Task instructions: Retype the records below word for word and omit any image.

Entries taken from a collection:
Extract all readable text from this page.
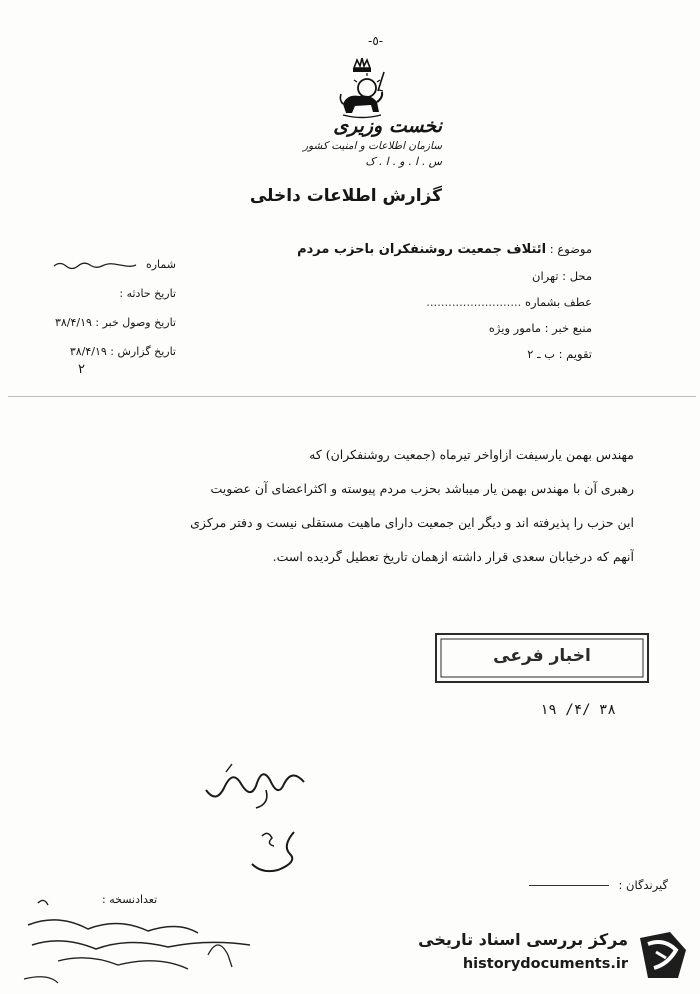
-٥-
نخست وزیری
سازمان اطلاعات و امنیت کشور
س . ا . و . ا . ک
گزارش اطلاعات داخلی
موضوع : ائتلاف جمعیت روشنفکران باحزب مردم
محل : تهران
عطف بشماره ..........................
منبع خبر : مامور ویژه
تقویم : ب ـ ۲
شماره
تاریخ حادثه :
تاریخ وصول خبر : ۳۸/۴/۱۹
تاریخ گزارش : ۳۸/۴/۱۹
۲
مهندس بهمن یارسیفت ازاواخر تیرماه (جمعیت روشنفکران) که
رهبری آن با مهندس بهمن یار میباشد بحزب مردم پیوسته و اکثراعضای آن عضویت
این حزب را پذیرفته اند و دیگر این جمعیت دارای ماهیت مستقلی نیست و دفتر مرکزی
آنهم که درخیابان سعدی قرار داشته ازهمان تاریخ تعطیل گردیده است.
اخبار فرعی
۱۹ /۴/ ۳۸
گیرندگان :
تعدادنسخه :
مرکز بررسی اسناد تاریخی
historydocuments.ir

Result below:
Extract all readable text from this page.
-٥-
نخست وزیری
سازمان اطلاعات و امنیت کشور
س . ا . و . ا . ک
گزارش اطلاعات داخلی
موضوع : ائتلاف جمعیت روشنفکران باحزب مردم
محل : تهران
عطف بشماره ..........................
منبع خبر : مامور ویژه
تقویم : ب ـ ۲
شماره
تاریخ حادثه :
تاریخ وصول خبر : ۳۸/۴/۱۹
تاریخ گزارش : ۳۸/۴/۱۹
۲
مهندس بهمن یارسیفت ازاواخر تیرماه (جمعیت روشنفکران) که
رهبری آن با مهندس بهمن یار میباشد بحزب مردم پیوسته و اکثراعضای آن عضویت
این حزب را پذیرفته اند و دیگر این جمعیت دارای ماهیت مستقلی نیست و دفتر مرکزی
آنهم که درخیابان سعدی قرار داشته ازهمان تاریخ تعطیل گردیده است.
اخبار فرعی
۱۹ /۴/ ۳۸
گیرندگان :
تعدادنسخه :
مرکز بررسی اسناد تاریخی
historydocuments.ir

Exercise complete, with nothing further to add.